## STATED GOAL
Copy each line of the records that contains the word "title".
======== INFORMATION SUPPLIED ========
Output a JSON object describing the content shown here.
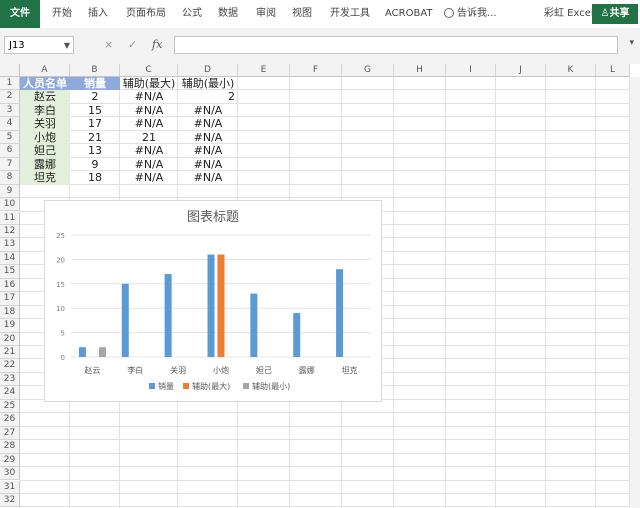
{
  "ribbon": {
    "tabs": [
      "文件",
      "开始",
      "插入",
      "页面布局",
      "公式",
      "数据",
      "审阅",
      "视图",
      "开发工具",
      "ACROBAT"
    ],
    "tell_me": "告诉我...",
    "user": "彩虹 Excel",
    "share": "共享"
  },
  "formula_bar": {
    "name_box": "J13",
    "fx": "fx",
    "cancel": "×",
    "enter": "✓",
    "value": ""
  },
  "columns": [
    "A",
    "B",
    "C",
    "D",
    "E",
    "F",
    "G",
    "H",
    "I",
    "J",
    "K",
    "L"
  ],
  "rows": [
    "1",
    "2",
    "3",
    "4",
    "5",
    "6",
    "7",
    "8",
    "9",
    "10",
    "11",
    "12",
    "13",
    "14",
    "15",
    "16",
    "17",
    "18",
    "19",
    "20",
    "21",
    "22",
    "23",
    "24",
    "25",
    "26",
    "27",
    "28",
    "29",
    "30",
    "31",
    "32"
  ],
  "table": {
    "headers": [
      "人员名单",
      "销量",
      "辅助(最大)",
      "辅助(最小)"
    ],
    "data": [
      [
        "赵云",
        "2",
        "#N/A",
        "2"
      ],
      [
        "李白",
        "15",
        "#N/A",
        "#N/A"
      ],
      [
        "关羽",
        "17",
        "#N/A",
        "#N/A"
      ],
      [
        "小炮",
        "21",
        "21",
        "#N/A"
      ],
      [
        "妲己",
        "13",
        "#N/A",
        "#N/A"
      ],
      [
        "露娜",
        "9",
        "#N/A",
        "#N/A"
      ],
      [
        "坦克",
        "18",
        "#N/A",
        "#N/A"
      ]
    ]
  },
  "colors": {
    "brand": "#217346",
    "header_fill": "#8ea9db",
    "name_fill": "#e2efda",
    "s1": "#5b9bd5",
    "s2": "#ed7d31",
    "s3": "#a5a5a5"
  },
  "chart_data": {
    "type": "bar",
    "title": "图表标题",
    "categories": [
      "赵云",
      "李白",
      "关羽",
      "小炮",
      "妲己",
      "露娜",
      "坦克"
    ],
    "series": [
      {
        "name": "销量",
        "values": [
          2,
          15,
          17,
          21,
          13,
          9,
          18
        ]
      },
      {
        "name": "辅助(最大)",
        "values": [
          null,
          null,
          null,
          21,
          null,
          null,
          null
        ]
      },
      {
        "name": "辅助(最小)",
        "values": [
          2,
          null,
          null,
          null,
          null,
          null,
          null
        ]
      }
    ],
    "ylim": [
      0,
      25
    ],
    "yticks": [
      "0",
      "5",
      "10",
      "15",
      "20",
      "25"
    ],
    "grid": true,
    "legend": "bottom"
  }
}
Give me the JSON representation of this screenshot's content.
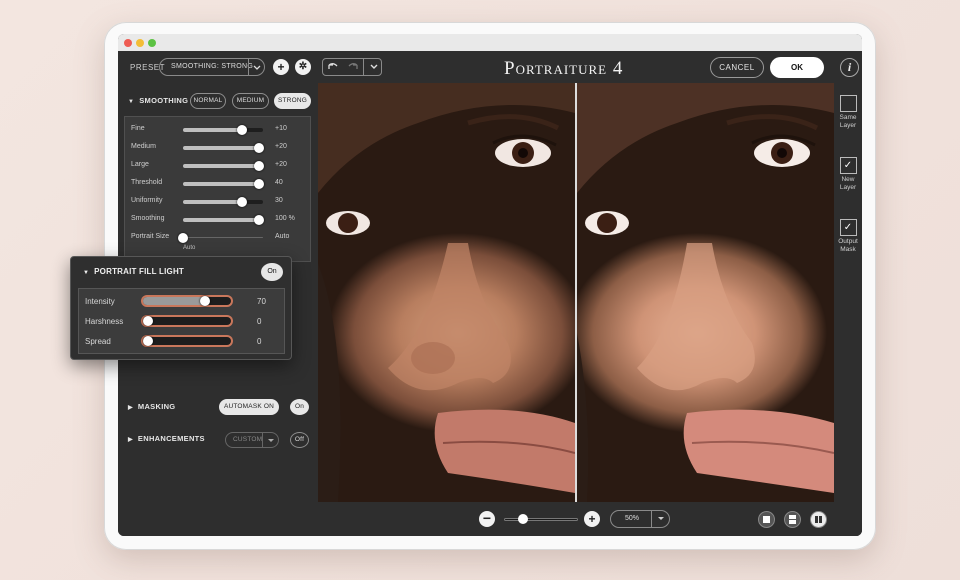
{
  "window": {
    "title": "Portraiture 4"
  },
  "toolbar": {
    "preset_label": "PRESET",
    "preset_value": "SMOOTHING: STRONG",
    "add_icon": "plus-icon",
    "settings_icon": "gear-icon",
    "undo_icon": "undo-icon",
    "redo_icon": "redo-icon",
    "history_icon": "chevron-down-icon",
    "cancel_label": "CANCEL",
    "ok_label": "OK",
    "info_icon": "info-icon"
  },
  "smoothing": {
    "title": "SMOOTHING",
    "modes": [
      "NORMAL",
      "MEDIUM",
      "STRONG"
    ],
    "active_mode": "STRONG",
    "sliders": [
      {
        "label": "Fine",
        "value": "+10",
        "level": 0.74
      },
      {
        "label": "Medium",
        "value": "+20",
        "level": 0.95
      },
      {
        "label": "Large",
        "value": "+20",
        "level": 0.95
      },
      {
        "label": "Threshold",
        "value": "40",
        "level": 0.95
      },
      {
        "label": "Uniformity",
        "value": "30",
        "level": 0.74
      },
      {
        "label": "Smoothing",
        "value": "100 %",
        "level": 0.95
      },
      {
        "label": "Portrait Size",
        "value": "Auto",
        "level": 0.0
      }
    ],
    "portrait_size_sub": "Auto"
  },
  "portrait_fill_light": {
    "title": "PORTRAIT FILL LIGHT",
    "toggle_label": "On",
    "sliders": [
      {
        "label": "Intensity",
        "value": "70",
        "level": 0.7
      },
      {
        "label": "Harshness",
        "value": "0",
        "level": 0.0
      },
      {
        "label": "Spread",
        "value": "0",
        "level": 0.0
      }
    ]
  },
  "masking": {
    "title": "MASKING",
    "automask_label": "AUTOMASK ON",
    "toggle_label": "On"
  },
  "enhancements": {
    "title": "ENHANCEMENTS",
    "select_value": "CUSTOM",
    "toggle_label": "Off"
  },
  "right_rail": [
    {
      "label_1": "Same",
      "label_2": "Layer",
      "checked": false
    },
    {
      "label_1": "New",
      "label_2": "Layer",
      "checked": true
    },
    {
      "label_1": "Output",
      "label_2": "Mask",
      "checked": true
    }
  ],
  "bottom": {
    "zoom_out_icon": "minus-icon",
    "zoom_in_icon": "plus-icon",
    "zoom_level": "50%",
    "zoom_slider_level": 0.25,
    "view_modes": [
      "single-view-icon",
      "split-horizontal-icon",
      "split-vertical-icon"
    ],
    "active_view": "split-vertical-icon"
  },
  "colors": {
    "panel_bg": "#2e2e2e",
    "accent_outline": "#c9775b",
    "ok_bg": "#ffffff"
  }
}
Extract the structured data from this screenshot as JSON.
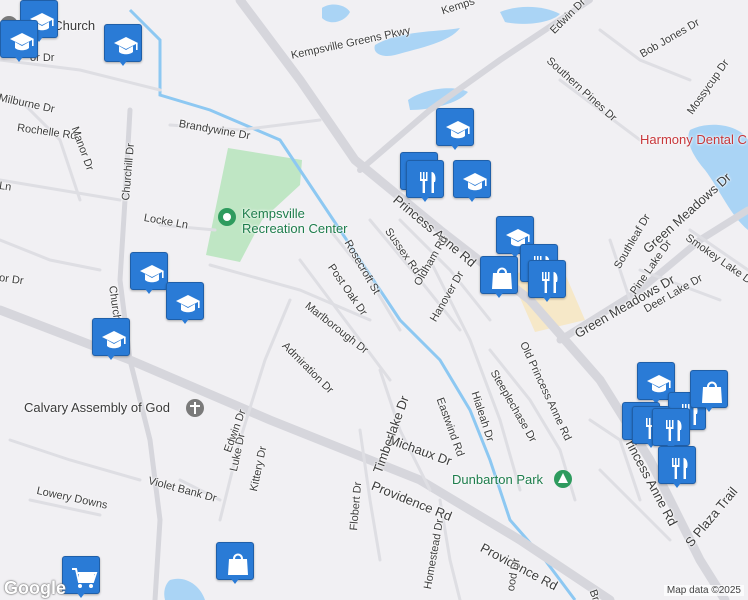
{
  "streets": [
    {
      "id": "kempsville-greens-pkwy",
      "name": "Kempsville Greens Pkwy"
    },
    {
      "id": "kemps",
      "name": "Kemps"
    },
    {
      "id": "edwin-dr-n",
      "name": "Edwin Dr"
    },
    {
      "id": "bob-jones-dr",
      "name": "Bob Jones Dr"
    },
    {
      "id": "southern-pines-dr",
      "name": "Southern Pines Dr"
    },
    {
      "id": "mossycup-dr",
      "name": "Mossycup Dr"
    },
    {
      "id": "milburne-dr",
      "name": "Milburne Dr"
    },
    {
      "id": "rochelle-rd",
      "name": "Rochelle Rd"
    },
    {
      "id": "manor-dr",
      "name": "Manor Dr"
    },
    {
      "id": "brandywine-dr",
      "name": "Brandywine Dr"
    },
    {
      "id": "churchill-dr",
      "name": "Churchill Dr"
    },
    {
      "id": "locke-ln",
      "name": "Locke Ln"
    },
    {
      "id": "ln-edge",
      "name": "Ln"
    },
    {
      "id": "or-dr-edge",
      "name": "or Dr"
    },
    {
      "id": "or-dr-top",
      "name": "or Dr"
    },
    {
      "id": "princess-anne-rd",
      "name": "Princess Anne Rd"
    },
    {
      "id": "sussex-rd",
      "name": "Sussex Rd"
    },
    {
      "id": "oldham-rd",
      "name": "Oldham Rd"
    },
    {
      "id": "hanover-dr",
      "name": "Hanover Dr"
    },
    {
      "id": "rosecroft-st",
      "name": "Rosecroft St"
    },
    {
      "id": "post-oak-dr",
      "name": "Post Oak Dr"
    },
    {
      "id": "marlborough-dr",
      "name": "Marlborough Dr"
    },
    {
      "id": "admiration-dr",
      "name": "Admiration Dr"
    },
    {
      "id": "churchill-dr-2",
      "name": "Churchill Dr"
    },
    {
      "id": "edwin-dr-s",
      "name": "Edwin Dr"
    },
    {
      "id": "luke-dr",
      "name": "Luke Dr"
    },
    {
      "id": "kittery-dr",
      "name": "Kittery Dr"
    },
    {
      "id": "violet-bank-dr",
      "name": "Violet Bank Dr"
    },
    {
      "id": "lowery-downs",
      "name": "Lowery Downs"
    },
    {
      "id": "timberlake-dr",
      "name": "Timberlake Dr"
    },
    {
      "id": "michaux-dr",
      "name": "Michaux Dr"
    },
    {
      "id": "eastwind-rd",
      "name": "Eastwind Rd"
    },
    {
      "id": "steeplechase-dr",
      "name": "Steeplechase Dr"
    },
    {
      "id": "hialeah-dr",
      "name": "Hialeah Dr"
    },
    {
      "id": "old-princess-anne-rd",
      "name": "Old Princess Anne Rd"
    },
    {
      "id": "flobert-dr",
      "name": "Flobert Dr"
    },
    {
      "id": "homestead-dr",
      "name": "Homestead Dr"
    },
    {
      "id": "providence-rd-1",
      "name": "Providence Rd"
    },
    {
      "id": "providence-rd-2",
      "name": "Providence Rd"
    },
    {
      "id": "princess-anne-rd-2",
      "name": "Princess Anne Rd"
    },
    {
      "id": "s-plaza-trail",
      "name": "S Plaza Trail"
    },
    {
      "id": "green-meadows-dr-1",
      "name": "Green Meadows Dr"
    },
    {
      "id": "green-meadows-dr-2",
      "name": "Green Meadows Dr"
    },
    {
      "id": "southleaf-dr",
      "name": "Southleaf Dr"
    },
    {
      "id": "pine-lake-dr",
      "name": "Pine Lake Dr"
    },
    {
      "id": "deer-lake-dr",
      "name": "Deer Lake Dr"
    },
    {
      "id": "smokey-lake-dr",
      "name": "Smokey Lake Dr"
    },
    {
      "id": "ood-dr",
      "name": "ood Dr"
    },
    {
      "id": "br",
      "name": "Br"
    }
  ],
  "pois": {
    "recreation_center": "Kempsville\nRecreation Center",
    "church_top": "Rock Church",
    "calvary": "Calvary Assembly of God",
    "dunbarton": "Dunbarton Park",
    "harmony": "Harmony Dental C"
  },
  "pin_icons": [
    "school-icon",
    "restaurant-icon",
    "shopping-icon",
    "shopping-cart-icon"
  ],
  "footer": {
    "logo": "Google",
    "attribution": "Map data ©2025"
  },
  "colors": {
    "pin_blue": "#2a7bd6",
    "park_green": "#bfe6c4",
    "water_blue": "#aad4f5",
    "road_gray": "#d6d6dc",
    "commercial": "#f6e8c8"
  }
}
========
## FULL OUTPUT
    "title": "图表标题",
    "title": "Portraiture 4"
    "title": "SMOOTHING",
    "title": "PORTRAIT FILL LIGHT",
    "title": "MASKING",
    "title": "ENHANCEMENTS",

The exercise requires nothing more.